### Work to be completed
Find the string "Kowa" in the entries and copy each line that has it.

Records from a collection

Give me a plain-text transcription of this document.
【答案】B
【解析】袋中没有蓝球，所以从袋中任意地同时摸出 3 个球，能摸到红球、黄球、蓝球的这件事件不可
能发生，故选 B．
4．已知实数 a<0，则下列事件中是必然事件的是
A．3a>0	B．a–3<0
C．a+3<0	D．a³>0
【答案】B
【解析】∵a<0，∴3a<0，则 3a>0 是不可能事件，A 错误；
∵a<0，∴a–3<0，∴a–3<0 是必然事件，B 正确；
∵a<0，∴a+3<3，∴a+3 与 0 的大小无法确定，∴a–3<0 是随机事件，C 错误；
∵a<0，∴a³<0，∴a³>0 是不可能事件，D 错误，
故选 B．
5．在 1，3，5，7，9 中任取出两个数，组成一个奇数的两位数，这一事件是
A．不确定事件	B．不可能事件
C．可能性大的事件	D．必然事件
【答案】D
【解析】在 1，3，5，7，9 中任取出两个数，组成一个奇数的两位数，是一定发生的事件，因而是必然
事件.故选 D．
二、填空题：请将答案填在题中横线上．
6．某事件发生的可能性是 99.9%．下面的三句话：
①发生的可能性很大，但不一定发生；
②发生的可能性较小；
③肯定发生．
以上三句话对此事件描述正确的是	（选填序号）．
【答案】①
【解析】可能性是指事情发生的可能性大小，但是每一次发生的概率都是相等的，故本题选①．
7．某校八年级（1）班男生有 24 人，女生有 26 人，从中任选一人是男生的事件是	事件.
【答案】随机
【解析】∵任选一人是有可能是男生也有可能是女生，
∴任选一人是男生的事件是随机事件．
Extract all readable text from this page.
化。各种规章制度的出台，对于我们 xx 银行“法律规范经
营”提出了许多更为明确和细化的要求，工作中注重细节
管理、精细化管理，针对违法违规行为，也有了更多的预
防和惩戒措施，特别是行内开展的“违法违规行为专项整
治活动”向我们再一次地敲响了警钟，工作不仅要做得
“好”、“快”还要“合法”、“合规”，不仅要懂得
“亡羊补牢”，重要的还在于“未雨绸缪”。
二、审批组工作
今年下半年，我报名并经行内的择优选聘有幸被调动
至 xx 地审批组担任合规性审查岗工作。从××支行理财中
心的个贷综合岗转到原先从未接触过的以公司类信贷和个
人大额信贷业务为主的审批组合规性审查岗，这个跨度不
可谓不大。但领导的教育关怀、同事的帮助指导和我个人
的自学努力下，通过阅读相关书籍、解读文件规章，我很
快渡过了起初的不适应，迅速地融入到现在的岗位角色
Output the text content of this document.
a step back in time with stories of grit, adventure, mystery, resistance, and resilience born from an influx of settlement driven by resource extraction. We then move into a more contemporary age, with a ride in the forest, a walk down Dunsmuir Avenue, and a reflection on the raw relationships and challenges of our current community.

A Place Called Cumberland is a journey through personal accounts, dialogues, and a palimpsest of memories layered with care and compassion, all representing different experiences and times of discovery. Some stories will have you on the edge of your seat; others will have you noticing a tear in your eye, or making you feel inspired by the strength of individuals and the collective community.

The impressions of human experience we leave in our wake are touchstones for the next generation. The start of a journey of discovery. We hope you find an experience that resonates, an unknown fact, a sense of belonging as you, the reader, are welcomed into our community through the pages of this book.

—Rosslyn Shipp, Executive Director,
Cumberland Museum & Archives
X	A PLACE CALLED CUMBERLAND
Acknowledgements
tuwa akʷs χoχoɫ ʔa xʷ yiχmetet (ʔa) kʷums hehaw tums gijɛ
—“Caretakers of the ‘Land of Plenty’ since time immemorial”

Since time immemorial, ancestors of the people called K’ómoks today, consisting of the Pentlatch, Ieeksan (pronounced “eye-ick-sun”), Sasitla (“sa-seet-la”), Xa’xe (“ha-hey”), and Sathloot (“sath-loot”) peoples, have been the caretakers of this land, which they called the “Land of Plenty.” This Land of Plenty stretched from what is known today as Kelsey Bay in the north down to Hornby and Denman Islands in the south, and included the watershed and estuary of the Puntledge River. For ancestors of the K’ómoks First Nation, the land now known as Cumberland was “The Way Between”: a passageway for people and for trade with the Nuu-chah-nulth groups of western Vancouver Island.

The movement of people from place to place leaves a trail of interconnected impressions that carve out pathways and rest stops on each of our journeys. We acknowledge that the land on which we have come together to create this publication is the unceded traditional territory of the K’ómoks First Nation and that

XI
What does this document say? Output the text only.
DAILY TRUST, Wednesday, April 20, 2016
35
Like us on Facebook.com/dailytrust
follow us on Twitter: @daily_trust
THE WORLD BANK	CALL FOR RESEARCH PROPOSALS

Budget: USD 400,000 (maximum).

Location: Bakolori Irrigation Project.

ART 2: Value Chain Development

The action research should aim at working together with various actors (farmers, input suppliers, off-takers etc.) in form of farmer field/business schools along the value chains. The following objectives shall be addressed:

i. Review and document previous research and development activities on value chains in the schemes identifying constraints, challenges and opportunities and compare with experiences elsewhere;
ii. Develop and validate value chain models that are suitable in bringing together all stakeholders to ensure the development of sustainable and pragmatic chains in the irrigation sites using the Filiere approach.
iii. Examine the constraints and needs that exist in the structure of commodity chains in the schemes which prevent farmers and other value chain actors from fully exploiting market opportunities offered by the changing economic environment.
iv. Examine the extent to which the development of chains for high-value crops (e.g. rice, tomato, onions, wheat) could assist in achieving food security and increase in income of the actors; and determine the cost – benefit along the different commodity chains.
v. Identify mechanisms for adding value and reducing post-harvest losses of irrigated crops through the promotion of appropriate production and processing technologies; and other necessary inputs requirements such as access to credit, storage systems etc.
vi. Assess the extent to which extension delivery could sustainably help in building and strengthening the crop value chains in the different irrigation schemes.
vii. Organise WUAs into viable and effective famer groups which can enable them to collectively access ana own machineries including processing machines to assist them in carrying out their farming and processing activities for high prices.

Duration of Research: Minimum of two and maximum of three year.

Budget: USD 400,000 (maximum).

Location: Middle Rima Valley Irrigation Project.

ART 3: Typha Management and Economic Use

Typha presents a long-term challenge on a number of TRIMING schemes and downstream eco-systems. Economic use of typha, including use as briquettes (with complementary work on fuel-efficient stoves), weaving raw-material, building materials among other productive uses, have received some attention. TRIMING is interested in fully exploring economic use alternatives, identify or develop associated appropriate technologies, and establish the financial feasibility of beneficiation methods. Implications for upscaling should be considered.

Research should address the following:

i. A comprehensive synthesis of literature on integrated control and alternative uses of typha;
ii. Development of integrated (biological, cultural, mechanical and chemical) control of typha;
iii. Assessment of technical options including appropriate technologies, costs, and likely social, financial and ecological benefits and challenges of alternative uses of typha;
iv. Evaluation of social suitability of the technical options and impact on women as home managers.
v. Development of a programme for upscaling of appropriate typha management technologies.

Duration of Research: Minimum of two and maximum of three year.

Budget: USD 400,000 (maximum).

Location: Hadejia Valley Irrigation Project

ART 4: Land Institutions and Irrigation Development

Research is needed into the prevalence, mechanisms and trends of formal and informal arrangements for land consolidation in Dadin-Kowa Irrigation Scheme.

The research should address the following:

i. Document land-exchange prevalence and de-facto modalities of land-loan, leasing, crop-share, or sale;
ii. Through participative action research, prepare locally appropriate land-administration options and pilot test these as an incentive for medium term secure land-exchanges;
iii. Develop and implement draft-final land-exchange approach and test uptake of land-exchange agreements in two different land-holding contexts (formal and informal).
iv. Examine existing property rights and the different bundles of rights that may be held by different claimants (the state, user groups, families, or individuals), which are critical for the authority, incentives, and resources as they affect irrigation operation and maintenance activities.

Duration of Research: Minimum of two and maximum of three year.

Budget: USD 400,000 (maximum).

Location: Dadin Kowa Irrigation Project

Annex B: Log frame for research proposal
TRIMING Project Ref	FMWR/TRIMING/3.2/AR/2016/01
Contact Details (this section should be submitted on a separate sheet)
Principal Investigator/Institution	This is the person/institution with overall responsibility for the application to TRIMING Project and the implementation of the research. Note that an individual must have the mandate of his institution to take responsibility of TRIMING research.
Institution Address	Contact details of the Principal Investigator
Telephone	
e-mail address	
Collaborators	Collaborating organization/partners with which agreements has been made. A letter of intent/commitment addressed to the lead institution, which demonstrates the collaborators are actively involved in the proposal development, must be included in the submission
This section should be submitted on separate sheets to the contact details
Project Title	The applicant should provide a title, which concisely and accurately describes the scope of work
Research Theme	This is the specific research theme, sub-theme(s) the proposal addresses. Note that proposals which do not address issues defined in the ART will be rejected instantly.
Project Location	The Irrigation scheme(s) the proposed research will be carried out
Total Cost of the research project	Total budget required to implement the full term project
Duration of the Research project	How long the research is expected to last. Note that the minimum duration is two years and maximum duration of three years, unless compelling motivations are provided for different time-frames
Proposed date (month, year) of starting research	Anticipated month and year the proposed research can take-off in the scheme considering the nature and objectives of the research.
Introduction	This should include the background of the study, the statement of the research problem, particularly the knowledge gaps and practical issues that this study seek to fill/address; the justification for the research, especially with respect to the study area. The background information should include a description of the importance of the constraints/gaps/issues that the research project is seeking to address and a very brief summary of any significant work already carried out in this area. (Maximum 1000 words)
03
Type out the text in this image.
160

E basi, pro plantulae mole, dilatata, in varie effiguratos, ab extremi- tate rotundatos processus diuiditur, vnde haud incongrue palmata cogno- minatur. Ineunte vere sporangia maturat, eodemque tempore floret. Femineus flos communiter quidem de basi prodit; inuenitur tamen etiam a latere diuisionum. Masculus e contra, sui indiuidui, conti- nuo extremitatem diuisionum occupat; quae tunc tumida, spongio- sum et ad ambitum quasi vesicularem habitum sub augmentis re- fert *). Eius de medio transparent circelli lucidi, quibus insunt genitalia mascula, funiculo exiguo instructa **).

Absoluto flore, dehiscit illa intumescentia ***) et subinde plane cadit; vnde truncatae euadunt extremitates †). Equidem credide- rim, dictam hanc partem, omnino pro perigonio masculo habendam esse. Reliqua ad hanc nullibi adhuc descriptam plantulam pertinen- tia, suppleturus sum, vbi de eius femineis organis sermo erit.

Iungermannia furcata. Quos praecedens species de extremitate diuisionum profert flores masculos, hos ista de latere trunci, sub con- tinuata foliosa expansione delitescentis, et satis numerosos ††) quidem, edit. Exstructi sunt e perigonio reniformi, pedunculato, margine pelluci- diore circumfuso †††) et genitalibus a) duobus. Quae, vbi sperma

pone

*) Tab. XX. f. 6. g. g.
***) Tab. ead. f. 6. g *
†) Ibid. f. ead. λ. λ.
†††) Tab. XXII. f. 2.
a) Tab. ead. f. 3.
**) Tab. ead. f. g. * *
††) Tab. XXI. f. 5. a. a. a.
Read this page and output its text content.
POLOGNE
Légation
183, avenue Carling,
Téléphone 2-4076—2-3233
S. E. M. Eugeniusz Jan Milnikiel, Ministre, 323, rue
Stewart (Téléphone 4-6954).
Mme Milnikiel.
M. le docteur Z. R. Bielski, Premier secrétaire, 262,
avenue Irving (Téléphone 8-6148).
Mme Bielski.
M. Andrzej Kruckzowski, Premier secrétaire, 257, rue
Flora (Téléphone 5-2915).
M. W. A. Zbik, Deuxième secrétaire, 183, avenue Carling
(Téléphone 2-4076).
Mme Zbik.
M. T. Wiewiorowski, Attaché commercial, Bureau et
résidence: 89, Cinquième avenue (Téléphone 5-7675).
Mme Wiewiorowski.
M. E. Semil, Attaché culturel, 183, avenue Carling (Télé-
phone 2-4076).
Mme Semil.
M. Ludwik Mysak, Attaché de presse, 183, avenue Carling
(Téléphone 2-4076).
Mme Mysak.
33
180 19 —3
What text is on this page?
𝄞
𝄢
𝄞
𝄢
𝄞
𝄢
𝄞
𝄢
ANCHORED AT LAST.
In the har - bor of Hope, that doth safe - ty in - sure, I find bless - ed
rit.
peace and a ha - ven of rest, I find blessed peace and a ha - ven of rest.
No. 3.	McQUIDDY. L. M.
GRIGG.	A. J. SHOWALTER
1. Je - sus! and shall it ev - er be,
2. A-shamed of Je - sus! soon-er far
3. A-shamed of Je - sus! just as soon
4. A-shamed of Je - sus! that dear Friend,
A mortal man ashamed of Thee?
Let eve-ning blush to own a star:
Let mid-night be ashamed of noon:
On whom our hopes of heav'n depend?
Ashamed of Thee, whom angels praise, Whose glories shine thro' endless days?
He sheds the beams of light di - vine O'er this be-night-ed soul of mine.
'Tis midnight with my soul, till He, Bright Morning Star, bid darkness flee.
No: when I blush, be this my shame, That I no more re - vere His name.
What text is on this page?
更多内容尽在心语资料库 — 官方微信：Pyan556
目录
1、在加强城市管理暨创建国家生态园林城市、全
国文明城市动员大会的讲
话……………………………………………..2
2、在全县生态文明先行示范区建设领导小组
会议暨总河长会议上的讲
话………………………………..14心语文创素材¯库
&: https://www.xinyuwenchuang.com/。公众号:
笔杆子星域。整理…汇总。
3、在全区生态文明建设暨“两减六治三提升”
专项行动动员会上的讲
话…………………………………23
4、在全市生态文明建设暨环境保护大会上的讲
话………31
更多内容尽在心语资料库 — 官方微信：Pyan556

### Solution to the problem
Research is needed into the prevalence, mechanisms and trends of formal and informal arrangements for land consolidation in Dadin-Kowa Irrigation Scheme.
Location: Dadin Kowa Irrigation Project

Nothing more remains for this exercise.